** PASSAGE FOR REVIEW **

- - - - - - -

Durability, Change, and the Politics of American Lawmaking

Living Legislation

Durability, Change, and the Politics of American Lawmaking

Politics is at its most dramatic during debates over important pieces of legislation. It is thus no stretch to refer to legislation as a living, breathing force in American politics. And while debates over legislative measures begin before an item is enacted, they also endure long afterward, when the political legacy of a law becomes clear.
 
Living Legislation provides fresh insights into contemporary American politics and public policy. Of particular interest to the contributors to this volume is the question of why some laws stand the test of time while others are eliminated, replaced, or significantly amended. Among the topics the essays discuss are how laws emerge from—and effect change within—coalition structures, the effectiveness of laws at mediating partisan conflicts, and the ways in which laws interact with broader shifts in the political environment. As an essential addition to the study of politics, Living Legislation enhances understanding of democracy, governance, and power.


368 pages | 16 line drawings, 16 tables | 6 x 9 | © 2012

Law and Legal Studies: Legal History

Political Science: American Government and Politics, Public Policy

Reviews

“Jenkins and Patashnik have brought together a first-rate collection of scholars to address the too-often-neglected question of what happens to American public policies after the passage of legislation. The result is a compelling work that raises many deeper questions about legislation as a developmental force in American politics. Living Legislation will make an extremely important contribution to the study of American politics and public policy.”

Robert C. Lieberman, Columbia University

Living Legislation offers an important new perspective on policy making in the United States. In bringing together leading scholars from a variety of research traditions, this agenda-setting book shifts our attention from the enactment of landmark bills towards the broader question of what leads some legislative achievements to endure while others are reversed or fade away.”

Eric Schickler, University of California, Berkeley

“The questions addressed by this diverse and formidable group of scholars are of such obvious importance that it is amazing so little work has been done on them until recently. Readers will come away impressed both with the progress made in understanding what happens to laws and policies after they are enacted as well as the pressing need for future work on the topic. Living Legislation is sure to be a high-impact volume.”

Frances E. Lee, University of Maryland

"This collection of essays pushes the frontiers of knowledge about lawmaking in the US."

- - - - - - -

** PROMPT **
Please continue the Living Legislation book page above, starting right after its last line.

- - - - - - -

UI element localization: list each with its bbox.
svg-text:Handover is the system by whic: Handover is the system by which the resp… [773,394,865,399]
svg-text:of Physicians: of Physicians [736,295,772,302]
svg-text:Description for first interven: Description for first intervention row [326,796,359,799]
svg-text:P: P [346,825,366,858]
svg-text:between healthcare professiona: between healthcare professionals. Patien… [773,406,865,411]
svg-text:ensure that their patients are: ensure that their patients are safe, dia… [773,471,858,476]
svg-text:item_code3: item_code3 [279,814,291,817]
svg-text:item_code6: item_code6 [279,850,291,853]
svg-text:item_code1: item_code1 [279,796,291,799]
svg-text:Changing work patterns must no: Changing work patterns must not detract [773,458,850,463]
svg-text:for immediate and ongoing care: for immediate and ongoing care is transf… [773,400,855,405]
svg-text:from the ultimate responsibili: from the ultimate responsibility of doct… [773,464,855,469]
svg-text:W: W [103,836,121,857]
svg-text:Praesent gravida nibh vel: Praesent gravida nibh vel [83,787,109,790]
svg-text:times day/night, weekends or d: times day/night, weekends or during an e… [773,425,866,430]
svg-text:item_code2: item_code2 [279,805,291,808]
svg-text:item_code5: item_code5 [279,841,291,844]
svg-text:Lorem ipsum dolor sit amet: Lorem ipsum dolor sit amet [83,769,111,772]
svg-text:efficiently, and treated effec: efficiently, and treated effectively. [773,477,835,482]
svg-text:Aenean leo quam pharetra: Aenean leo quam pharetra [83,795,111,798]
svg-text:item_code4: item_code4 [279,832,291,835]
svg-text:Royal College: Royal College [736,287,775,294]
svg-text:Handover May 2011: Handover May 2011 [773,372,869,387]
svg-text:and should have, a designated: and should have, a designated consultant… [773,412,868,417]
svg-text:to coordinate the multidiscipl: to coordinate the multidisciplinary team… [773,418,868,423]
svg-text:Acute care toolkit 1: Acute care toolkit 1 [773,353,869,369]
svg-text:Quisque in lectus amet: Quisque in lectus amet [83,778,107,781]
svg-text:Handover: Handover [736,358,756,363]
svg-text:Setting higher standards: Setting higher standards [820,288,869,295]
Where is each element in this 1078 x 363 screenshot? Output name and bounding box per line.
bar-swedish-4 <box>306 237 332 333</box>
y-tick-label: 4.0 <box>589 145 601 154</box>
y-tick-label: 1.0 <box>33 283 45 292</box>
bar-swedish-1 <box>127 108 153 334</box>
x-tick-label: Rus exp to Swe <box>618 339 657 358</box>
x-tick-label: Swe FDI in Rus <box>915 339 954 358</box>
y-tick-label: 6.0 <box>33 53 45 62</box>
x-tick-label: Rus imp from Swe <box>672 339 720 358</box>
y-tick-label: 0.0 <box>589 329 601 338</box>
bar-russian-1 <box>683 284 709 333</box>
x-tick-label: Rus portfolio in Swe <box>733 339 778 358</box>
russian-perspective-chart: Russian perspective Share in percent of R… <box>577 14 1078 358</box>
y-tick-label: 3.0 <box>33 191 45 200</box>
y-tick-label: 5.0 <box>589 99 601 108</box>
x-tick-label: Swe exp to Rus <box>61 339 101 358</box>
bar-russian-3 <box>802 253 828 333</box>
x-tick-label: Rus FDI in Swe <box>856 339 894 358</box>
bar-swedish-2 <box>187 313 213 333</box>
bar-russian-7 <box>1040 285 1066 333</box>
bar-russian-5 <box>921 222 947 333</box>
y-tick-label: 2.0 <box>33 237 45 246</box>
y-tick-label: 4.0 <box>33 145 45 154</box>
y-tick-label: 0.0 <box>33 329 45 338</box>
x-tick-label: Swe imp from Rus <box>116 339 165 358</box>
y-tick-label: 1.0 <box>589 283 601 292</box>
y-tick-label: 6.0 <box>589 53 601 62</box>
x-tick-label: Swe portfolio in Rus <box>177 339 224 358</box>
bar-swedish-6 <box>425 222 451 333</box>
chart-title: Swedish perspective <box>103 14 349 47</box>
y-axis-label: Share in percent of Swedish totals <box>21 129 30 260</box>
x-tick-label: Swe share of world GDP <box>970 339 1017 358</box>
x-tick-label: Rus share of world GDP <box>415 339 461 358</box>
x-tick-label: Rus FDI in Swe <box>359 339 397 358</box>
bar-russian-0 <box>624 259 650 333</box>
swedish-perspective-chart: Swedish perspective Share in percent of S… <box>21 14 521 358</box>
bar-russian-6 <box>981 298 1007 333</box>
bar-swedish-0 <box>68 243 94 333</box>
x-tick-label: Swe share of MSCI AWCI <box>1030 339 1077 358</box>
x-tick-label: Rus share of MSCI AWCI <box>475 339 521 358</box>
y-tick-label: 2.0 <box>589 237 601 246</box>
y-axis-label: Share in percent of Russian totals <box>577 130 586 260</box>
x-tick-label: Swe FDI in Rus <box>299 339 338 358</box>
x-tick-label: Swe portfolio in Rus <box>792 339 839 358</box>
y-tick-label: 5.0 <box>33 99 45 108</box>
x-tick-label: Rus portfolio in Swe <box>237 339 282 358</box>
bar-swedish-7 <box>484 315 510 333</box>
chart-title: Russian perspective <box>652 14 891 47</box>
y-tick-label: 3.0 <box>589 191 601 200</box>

- - - - - - -

** TASK RESPONSE **
Choice

“In this illuminating volume, Jenkins and Patashnik bring together an all-star cast of American politics scholars to analyze the origins and development of legislation over time. . . . The essays make a strong case for looking ‘beyond legislative productivity’ to the broader politics of agenda-setting and programmatic evolution that bracket the formal lawmaking process. . . . [This is] an admirable volume that extends our understanding of how public policies emerge and evolve. . . .  The chapters are uniformly excellent, showcasing a diverse array of ingenious approaches to answering important questions about the policy process. Both quantitative and qualitative scholars will find much to ponder and debate within its pages.”

Perspectives on Politics

“Jenkins and Patashnik have assembled an ambitious volume that seeks to take American legislative scholarship beyond its typical focus only on the making of laws to consider what happens to laws over the course of their ‘lives’. . . . An impressive array of scholars from law, economics, public policy, and especially political science wrestle with various aspects of this broad topic. . . . The timely focus on understudied and underappreciated facets of legislation make for an interesting, insightful read.”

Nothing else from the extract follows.